▶ **Your assignment**
Your task is to copy all of the entries exactly as they are given.

▶ **Dataset extract**
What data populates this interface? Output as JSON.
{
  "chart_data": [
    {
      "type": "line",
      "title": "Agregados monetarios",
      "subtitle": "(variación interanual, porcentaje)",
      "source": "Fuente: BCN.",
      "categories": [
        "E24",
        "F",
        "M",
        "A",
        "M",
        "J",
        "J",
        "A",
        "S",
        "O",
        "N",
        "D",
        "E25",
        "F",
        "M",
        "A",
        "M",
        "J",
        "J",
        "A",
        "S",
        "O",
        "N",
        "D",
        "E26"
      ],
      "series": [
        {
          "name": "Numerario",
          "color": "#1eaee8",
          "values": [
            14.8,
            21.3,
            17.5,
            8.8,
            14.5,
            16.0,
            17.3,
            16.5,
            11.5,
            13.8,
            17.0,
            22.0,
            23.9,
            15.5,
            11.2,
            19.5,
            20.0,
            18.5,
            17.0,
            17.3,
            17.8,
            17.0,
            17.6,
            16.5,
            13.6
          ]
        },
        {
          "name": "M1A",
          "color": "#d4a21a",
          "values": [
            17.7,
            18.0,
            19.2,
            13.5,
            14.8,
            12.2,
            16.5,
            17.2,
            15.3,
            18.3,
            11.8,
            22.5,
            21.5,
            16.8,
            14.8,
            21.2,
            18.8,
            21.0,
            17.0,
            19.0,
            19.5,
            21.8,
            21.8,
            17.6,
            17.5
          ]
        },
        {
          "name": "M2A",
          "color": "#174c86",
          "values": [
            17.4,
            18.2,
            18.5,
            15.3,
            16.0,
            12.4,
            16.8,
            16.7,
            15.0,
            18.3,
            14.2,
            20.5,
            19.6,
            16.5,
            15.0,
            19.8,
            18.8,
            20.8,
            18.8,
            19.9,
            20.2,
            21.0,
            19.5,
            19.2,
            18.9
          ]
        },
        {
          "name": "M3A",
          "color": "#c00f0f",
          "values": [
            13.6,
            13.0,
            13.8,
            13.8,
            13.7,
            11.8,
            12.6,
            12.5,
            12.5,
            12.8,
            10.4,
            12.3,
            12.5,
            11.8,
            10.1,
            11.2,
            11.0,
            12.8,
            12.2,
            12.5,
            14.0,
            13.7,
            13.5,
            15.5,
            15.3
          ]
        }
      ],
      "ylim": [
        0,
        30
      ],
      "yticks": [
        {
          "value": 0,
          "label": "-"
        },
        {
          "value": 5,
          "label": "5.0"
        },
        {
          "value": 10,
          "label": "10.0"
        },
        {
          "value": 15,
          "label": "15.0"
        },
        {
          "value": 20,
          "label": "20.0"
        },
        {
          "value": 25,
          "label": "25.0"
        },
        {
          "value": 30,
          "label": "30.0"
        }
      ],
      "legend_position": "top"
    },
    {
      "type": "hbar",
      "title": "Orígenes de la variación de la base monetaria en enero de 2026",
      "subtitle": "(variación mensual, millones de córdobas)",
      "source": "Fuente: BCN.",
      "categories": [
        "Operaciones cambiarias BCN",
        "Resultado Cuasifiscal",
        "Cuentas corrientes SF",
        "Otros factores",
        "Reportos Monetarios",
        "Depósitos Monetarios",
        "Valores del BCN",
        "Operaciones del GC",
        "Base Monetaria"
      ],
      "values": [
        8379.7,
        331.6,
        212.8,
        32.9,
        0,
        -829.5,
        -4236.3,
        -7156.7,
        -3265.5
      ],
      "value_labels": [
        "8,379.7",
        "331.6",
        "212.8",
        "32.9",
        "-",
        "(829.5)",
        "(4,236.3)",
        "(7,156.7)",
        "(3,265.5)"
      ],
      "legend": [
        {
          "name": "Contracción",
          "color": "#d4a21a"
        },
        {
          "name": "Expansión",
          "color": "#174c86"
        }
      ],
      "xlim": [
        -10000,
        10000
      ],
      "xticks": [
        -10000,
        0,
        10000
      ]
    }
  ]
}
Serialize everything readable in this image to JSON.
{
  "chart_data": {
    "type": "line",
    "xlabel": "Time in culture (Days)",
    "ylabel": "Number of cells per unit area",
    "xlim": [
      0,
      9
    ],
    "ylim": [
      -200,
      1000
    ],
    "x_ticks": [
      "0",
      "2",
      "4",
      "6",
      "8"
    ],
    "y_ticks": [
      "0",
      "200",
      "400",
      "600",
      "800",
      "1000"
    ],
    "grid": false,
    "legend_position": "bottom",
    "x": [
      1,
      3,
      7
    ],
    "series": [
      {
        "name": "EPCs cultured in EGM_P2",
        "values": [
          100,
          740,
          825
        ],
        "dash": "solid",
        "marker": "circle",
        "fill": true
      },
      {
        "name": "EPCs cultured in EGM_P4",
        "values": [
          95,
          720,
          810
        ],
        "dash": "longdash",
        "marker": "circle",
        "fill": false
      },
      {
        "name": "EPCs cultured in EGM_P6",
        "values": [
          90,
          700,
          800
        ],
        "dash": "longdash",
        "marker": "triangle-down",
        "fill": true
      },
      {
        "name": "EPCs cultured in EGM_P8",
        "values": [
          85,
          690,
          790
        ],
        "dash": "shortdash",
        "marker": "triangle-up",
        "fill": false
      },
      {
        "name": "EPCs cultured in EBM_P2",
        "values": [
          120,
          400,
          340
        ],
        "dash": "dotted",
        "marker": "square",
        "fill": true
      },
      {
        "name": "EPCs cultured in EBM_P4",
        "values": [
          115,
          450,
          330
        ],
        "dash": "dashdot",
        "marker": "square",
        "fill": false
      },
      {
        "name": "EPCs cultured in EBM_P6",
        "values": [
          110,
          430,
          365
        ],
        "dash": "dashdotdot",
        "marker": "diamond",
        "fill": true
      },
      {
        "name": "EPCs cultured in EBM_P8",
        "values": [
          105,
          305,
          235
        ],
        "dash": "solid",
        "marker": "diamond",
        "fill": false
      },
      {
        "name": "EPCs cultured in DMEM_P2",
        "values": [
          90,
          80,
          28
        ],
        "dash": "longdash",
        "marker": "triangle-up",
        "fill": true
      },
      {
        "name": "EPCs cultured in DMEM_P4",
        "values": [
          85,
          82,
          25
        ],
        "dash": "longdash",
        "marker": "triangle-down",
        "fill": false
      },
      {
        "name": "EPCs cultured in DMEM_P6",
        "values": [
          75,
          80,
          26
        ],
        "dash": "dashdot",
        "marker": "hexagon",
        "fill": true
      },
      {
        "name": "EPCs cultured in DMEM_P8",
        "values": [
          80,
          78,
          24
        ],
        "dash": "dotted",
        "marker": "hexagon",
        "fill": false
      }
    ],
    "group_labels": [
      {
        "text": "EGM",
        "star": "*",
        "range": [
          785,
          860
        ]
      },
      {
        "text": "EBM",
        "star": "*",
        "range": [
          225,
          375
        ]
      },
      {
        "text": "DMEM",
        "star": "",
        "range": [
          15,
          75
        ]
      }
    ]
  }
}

▶ **Final answer**
What data populates this interface? Output as JSON.
{
  "chart_data": [
    {
      "type": "line",
      "title": "Agregados monetarios",
      "subtitle": "(variación interanual, porcentaje)",
      "source": "Fuente: BCN.",
      "categories": [
        "E24",
        "F",
        "M",
        "A",
        "M",
        "J",
        "J",
        "A",
        "S",
        "O",
        "N",
        "D",
        "E25",
        "F",
        "M",
        "A",
        "M",
        "J",
        "J",
        "A",
        "S",
        "O",
        "N",
        "D",
        "E26"
      ],
      "series": [
        {
          "name": "Numerario",
          "color": "#1eaee8",
          "values": [
            14.8,
            21.3,
            17.5,
            8.8,
            14.5,
            16.0,
            17.3,
            16.5,
            11.5,
            13.8,
            17.0,
            22.0,
            23.9,
            15.5,
            11.2,
            19.5,
            20.0,
            18.5,
            17.0,
            17.3,
            17.8,
            17.0,
            17.6,
            16.5,
            13.6
          ]
        },
        {
          "name": "M1A",
          "color": "#d4a21a",
          "values": [
            17.7,
            18.0,
            19.2,
            13.5,
            14.8,
            12.2,
            16.5,
            17.2,
            15.3,
            18.3,
            11.8,
            22.5,
            21.5,
            16.8,
            14.8,
            21.2,
            18.8,
            21.0,
            17.0,
            19.0,
            19.5,
            21.8,
            21.8,
            17.6,
            17.5
          ]
        },
        {
          "name": "M2A",
          "color": "#174c86",
          "values": [
            17.4,
            18.2,
            18.5,
            15.3,
            16.0,
            12.4,
            16.8,
            16.7,
            15.0,
            18.3,
            14.2,
            20.5,
            19.6,
            16.5,
            15.0,
            19.8,
            18.8,
            20.8,
            18.8,
            19.9,
            20.2,
            21.0,
            19.5,
            19.2,
            18.9
          ]
        },
        {
          "name": "M3A",
          "color": "#c00f0f",
          "values": [
            13.6,
            13.0,
            13.8,
            13.8,
            13.7,
            11.8,
            12.6,
            12.5,
            12.5,
            12.8,
            10.4,
            12.3,
            12.5,
            11.8,
            10.1,
            11.2,
            11.0,
            12.8,
            12.2,
            12.5,
            14.0,
            13.7,
            13.5,
            15.5,
            15.3
          ]
        }
      ],
      "ylim": [
        0,
        30
      ],
      "yticks": [
        {
          "value": 0,
          "label": "-"
        },
        {
          "value": 5,
          "label": "5.0"
        },
        {
          "value": 10,
          "label": "10.0"
        },
        {
          "value": 15,
          "label": "15.0"
        },
        {
          "value": 20,
          "label": "20.0"
        },
        {
          "value": 25,
          "label": "25.0"
        },
        {
          "value": 30,
          "label": "30.0"
        }
      ],
      "legend_position": "top"
    },
    {
      "type": "hbar",
      "title": "Orígenes de la variación de la base monetaria en enero de 2026",
      "subtitle": "(variación mensual, millones de córdobas)",
      "source": "Fuente: BCN.",
      "categories": [
        "Operaciones cambiarias BCN",
        "Resultado Cuasifiscal",
        "Cuentas corrientes SF",
        "Otros factores",
        "Reportos Monetarios",
        "Depósitos Monetarios",
        "Valores del BCN",
        "Operaciones del GC",
        "Base Monetaria"
      ],
      "values": [
        8379.7,
        331.6,
        212.8,
        32.9,
        0,
        -829.5,
        -4236.3,
        -7156.7,
        -3265.5
      ],
      "value_labels": [
        "8,379.7",
        "331.6",
        "212.8",
        "32.9",
        "-",
        "(829.5)",
        "(4,236.3)",
        "(7,156.7)",
        "(3,265.5)"
      ],
      "legend": [
        {
          "name": "Contracción",
          "color": "#d4a21a"
        },
        {
          "name": "Expansión",
          "color": "#174c86"
        }
      ],
      "xlim": [
        -10000,
        10000
      ],
      "xticks": [
        -10000,
        0,
        10000
      ]
    }
  ]
}
Serialize everything readable in this image to JSON.
{
  "chart_data": {
    "type": "line",
    "xlabel": "Time in culture (Days)",
    "ylabel": "Number of cells per unit area",
    "xlim": [
      0,
      9
    ],
    "ylim": [
      -200,
      1000
    ],
    "x_ticks": [
      "0",
      "2",
      "4",
      "6",
      "8"
    ],
    "y_ticks": [
      "0",
      "200",
      "400",
      "600",
      "800",
      "1000"
    ],
    "grid": false,
    "legend_position": "bottom",
    "x": [
      1,
      3,
      7
    ],
    "series": [
      {
        "name": "EPCs cultured in EGM_P2",
        "values": [
          100,
          740,
          825
        ],
        "dash": "solid",
        "marker": "circle",
        "fill": true
      },
      {
        "name": "EPCs cultured in EGM_P4",
        "values": [
          95,
          720,
          810
        ],
        "dash": "longdash",
        "marker": "circle",
        "fill": false
      },
      {
        "name": "EPCs cultured in EGM_P6",
        "values": [
          90,
          700,
          800
        ],
        "dash": "longdash",
        "marker": "triangle-down",
        "fill": true
      },
      {
        "name": "EPCs cultured in EGM_P8",
        "values": [
          85,
          690,
          790
        ],
        "dash": "shortdash",
        "marker": "triangle-up",
        "fill": false
      },
      {
        "name": "EPCs cultured in EBM_P2",
        "values": [
          120,
          400,
          340
        ],
        "dash": "dotted",
        "marker": "square",
        "fill": true
      },
      {
        "name": "EPCs cultured in EBM_P4",
        "values": [
          115,
          450,
          330
        ],
        "dash": "dashdot",
        "marker": "square",
        "fill": false
      },
      {
        "name": "EPCs cultured in EBM_P6",
        "values": [
          110,
          430,
          365
        ],
        "dash": "dashdotdot",
        "marker": "diamond",
        "fill": true
      },
      {
        "name": "EPCs cultured in EBM_P8",
        "values": [
          105,
          305,
          235
        ],
        "dash": "solid",
        "marker": "diamond",
        "fill": false
      },
      {
        "name": "EPCs cultured in DMEM_P2",
        "values": [
          90,
          80,
          28
        ],
        "dash": "longdash",
        "marker": "triangle-up",
        "fill": true
      },
      {
        "name": "EPCs cultured in DMEM_P4",
        "values": [
          85,
          82,
          25
        ],
        "dash": "longdash",
        "marker": "triangle-down",
        "fill": false
      },
      {
        "name": "EPCs cultured in DMEM_P6",
        "values": [
          75,
          80,
          26
        ],
        "dash": "dashdot",
        "marker": "hexagon",
        "fill": true
      },
      {
        "name": "EPCs cultured in DMEM_P8",
        "values": [
          80,
          78,
          24
        ],
        "dash": "dotted",
        "marker": "hexagon",
        "fill": false
      }
    ],
    "group_labels": [
      {
        "text": "EGM",
        "star": "*",
        "range": [
          785,
          860
        ]
      },
      {
        "text": "EBM",
        "star": "*",
        "range": [
          225,
          375
        ]
      },
      {
        "text": "DMEM",
        "star": "",
        "range": [
          15,
          75
        ]
      }
    ]
  }
}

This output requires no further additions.